WRITTEN PROBLEM: Omit every picture while repeating the entries exactly.

EXTRACTED INFORMATION:

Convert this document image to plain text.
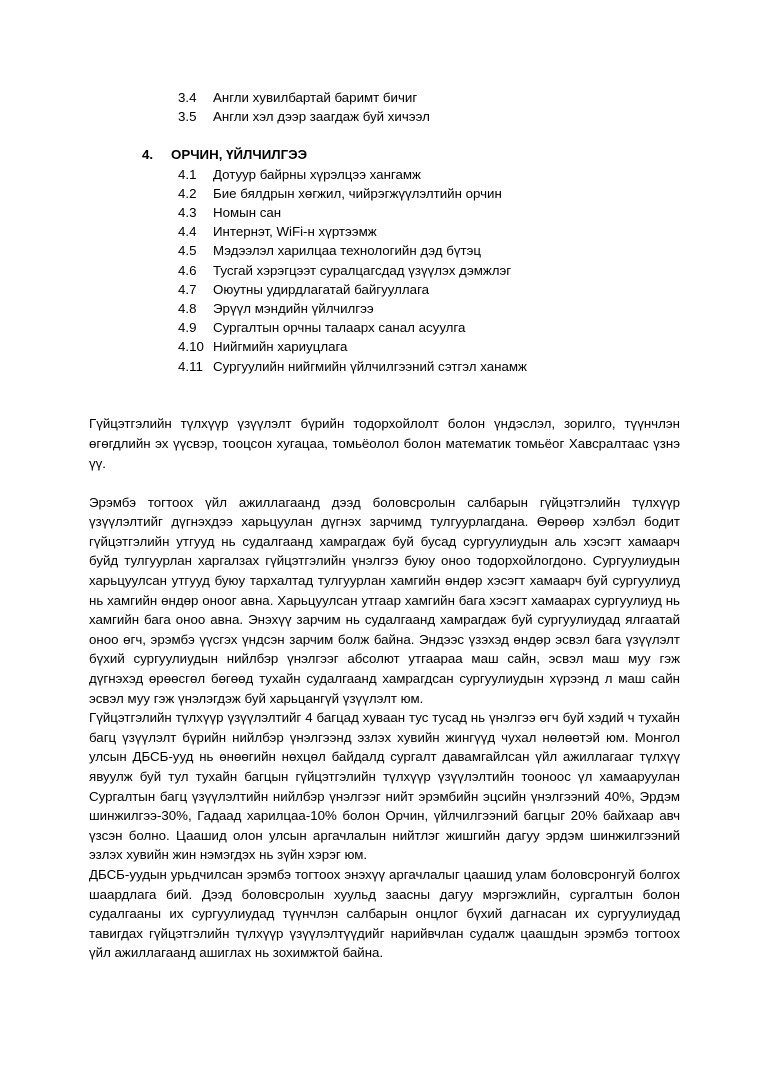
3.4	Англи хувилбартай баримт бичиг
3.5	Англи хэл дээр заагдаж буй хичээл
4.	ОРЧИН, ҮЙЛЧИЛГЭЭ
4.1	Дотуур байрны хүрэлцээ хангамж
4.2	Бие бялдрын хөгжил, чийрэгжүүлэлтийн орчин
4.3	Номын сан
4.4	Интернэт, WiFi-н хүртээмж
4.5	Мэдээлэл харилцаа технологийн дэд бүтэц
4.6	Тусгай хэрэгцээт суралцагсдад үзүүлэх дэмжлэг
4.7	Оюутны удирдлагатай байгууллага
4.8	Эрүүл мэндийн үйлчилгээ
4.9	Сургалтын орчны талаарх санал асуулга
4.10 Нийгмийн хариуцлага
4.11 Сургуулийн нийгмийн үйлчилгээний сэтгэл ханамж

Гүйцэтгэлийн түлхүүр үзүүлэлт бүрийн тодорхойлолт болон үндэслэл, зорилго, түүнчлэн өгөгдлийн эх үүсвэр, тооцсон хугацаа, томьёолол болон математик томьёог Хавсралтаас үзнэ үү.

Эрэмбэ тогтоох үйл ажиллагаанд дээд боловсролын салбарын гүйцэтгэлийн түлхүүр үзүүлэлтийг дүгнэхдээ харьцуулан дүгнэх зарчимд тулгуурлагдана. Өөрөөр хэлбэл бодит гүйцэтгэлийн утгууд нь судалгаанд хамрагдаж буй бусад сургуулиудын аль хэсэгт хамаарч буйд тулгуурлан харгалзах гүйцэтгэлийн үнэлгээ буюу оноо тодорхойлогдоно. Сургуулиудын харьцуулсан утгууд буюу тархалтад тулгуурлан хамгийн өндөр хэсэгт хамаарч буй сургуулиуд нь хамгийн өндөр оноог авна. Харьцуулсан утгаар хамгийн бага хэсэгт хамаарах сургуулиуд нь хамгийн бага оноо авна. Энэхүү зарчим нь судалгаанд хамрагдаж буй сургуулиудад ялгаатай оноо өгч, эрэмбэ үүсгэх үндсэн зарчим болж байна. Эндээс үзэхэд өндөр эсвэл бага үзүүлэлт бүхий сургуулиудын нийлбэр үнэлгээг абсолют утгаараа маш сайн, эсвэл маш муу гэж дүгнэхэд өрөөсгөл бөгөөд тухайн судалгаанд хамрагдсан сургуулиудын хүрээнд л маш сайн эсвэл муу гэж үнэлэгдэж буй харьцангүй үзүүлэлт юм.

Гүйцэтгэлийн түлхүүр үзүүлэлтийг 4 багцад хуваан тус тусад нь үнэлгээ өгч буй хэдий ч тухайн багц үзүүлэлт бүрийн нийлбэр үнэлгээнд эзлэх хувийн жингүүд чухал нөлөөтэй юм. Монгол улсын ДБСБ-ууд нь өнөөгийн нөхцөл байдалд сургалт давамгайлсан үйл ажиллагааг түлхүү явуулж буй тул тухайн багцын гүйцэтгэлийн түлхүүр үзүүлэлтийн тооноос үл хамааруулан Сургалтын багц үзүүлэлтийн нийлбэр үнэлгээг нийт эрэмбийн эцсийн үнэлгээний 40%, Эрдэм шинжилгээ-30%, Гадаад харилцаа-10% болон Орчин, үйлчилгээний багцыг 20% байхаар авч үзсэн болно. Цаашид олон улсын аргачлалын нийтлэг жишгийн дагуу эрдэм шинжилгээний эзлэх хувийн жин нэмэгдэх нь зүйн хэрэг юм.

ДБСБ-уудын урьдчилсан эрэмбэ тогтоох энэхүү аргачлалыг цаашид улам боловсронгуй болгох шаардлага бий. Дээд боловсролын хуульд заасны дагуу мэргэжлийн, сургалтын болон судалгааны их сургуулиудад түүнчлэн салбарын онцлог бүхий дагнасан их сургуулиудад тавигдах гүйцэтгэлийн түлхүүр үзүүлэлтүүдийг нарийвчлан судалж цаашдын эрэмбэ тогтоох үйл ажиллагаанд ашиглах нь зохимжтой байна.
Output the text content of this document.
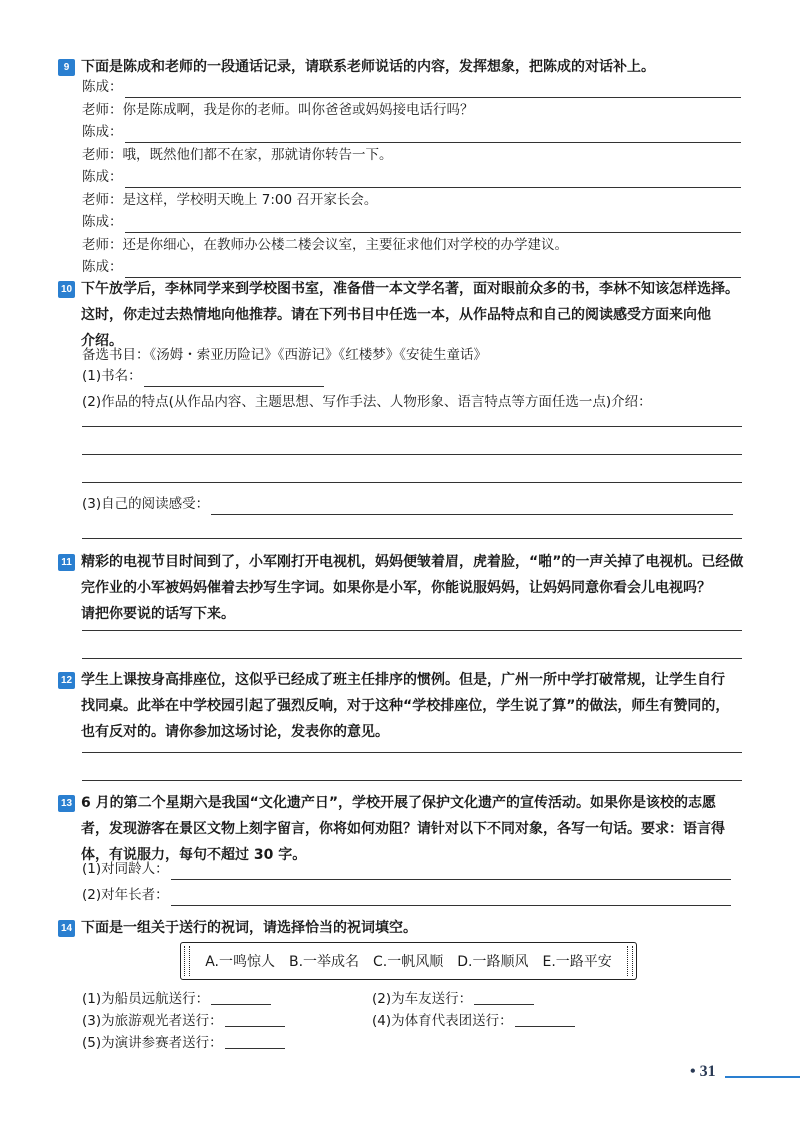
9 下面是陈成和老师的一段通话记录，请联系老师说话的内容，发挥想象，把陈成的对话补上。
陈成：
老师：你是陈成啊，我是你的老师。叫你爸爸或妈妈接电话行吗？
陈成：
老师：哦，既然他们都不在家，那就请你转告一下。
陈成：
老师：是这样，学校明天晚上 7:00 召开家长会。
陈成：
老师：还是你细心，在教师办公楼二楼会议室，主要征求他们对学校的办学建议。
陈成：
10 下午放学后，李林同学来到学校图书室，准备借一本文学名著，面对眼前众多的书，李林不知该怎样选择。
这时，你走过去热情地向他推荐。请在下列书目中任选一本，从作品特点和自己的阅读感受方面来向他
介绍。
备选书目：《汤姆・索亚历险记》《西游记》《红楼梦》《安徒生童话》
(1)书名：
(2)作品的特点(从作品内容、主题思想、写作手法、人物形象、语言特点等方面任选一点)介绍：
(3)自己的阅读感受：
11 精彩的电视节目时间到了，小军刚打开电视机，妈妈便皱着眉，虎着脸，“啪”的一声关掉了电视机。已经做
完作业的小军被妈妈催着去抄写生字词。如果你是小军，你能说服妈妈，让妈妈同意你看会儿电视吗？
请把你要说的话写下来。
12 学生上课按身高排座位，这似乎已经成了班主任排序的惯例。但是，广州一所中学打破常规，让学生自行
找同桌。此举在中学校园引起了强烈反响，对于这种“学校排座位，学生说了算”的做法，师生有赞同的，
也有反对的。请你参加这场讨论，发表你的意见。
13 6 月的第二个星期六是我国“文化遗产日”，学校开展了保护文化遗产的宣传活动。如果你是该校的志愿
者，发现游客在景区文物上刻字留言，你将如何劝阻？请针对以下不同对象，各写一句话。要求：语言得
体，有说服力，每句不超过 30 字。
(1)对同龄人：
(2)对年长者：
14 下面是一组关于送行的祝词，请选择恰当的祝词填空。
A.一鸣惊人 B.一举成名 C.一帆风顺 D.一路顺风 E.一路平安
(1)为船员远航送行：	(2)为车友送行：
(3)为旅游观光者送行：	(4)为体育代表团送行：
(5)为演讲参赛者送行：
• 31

ANSWER:
Convert this document image to plain text.
3.4	Англи хувилбартай баримт бичиг
3.5	Англи хэл дээр заагдаж буй хичээл
4.	ОРЧИН, ҮЙЛЧИЛГЭЭ
4.1	Дотуур байрны хүрэлцээ хангамж
4.2	Бие бялдрын хөгжил, чийрэгжүүлэлтийн орчин
4.3	Номын сан
4.4	Интернэт, WiFi-н хүртээмж
4.5	Мэдээлэл харилцаа технологийн дэд бүтэц
4.6	Тусгай хэрэгцээт суралцагсдад үзүүлэх дэмжлэг
4.7	Оюутны удирдлагатай байгууллага
4.8	Эрүүл мэндийн үйлчилгээ
4.9	Сургалтын орчны талаарх санал асуулга
4.10 Нийгмийн хариуцлага
4.11 Сургуулийн нийгмийн үйлчилгээний сэтгэл ханамж

Гүйцэтгэлийн түлхүүр үзүүлэлт бүрийн тодорхойлолт болон үндэслэл, зорилго, түүнчлэн өгөгдлийн эх үүсвэр, тооцсон хугацаа, томьёолол болон математик томьёог Хавсралтаас үзнэ үү.

Эрэмбэ тогтоох үйл ажиллагаанд дээд боловсролын салбарын гүйцэтгэлийн түлхүүр үзүүлэлтийг дүгнэхдээ харьцуулан дүгнэх зарчимд тулгуурлагдана. Өөрөөр хэлбэл бодит гүйцэтгэлийн утгууд нь судалгаанд хамрагдаж буй бусад сургуулиудын аль хэсэгт хамаарч буйд тулгуурлан харгалзах гүйцэтгэлийн үнэлгээ буюу оноо тодорхойлогдоно. Сургуулиудын харьцуулсан утгууд буюу тархалтад тулгуурлан хамгийн өндөр хэсэгт хамаарч буй сургуулиуд нь хамгийн өндөр оноог авна. Харьцуулсан утгаар хамгийн бага хэсэгт хамаарах сургуулиуд нь хамгийн бага оноо авна. Энэхүү зарчим нь судалгаанд хамрагдаж буй сургуулиудад ялгаатай оноо өгч, эрэмбэ үүсгэх үндсэн зарчим болж байна. Эндээс үзэхэд өндөр эсвэл бага үзүүлэлт бүхий сургуулиудын нийлбэр үнэлгээг абсолют утгаараа маш сайн, эсвэл маш муу гэж дүгнэхэд өрөөсгөл бөгөөд тухайн судалгаанд хамрагдсан сургуулиудын хүрээнд л маш сайн эсвэл муу гэж үнэлэгдэж буй харьцангүй үзүүлэлт юм.

Гүйцэтгэлийн түлхүүр үзүүлэлтийг 4 багцад хуваан тус тусад нь үнэлгээ өгч буй хэдий ч тухайн багц үзүүлэлт бүрийн нийлбэр үнэлгээнд эзлэх хувийн жингүүд чухал нөлөөтэй юм. Монгол улсын ДБСБ-ууд нь өнөөгийн нөхцөл байдалд сургалт давамгайлсан үйл ажиллагааг түлхүү явуулж буй тул тухайн багцын гүйцэтгэлийн түлхүүр үзүүлэлтийн тооноос үл хамааруулан Сургалтын багц үзүүлэлтийн нийлбэр үнэлгээг нийт эрэмбийн эцсийн үнэлгээний 40%, Эрдэм шинжилгээ-30%, Гадаад харилцаа-10% болон Орчин, үйлчилгээний багцыг 20% байхаар авч үзсэн болно. Цаашид олон улсын аргачлалын нийтлэг жишгийн дагуу эрдэм шинжилгээний эзлэх хувийн жин нэмэгдэх нь зүйн хэрэг юм.

ДБСБ-уудын урьдчилсан эрэмбэ тогтоох энэхүү аргачлалыг цаашид улам боловсронгуй болгох шаардлага бий. Дээд боловсролын хуульд заасны дагуу мэргэжлийн, сургалтын болон судалгааны их сургуулиудад түүнчлэн салбарын онцлог бүхий дагнасан их сургуулиудад тавигдах гүйцэтгэлийн түлхүүр үзүүлэлтүүдийг нарийвчлан судалж цаашдын эрэмбэ тогтоох үйл ажиллагаанд ашиглах нь зохимжтой байна.
Output the text content of this document.
9 下面是陈成和老师的一段通话记录，请联系老师说话的内容，发挥想象，把陈成的对话补上。
陈成：
老师：你是陈成啊，我是你的老师。叫你爸爸或妈妈接电话行吗？
陈成：
老师：哦，既然他们都不在家，那就请你转告一下。
陈成：
老师：是这样，学校明天晚上 7:00 召开家长会。
陈成：
老师：还是你细心，在教师办公楼二楼会议室，主要征求他们对学校的办学建议。
陈成：
10 下午放学后，李林同学来到学校图书室，准备借一本文学名著，面对眼前众多的书，李林不知该怎样选择。
这时，你走过去热情地向他推荐。请在下列书目中任选一本，从作品特点和自己的阅读感受方面来向他
介绍。
备选书目：《汤姆・索亚历险记》《西游记》《红楼梦》《安徒生童话》
(1)书名：
(2)作品的特点(从作品内容、主题思想、写作手法、人物形象、语言特点等方面任选一点)介绍：
(3)自己的阅读感受：
11 精彩的电视节目时间到了，小军刚打开电视机，妈妈便皱着眉，虎着脸，“啪”的一声关掉了电视机。已经做
完作业的小军被妈妈催着去抄写生字词。如果你是小军，你能说服妈妈，让妈妈同意你看会儿电视吗？
请把你要说的话写下来。
12 学生上课按身高排座位，这似乎已经成了班主任排序的惯例。但是，广州一所中学打破常规，让学生自行
找同桌。此举在中学校园引起了强烈反响，对于这种“学校排座位，学生说了算”的做法，师生有赞同的，
也有反对的。请你参加这场讨论，发表你的意见。
13 6 月的第二个星期六是我国“文化遗产日”，学校开展了保护文化遗产的宣传活动。如果你是该校的志愿
者，发现游客在景区文物上刻字留言，你将如何劝阻？请针对以下不同对象，各写一句话。要求：语言得
体，有说服力，每句不超过 30 字。
(1)对同龄人：
(2)对年长者：
14 下面是一组关于送行的祝词，请选择恰当的祝词填空。
A.一鸣惊人 B.一举成名 C.一帆风顺 D.一路顺风 E.一路平安
(1)为船员远航送行：	(2)为车友送行：
(3)为旅游观光者送行：	(4)为体育代表团送行：
(5)为演讲参赛者送行：
• 31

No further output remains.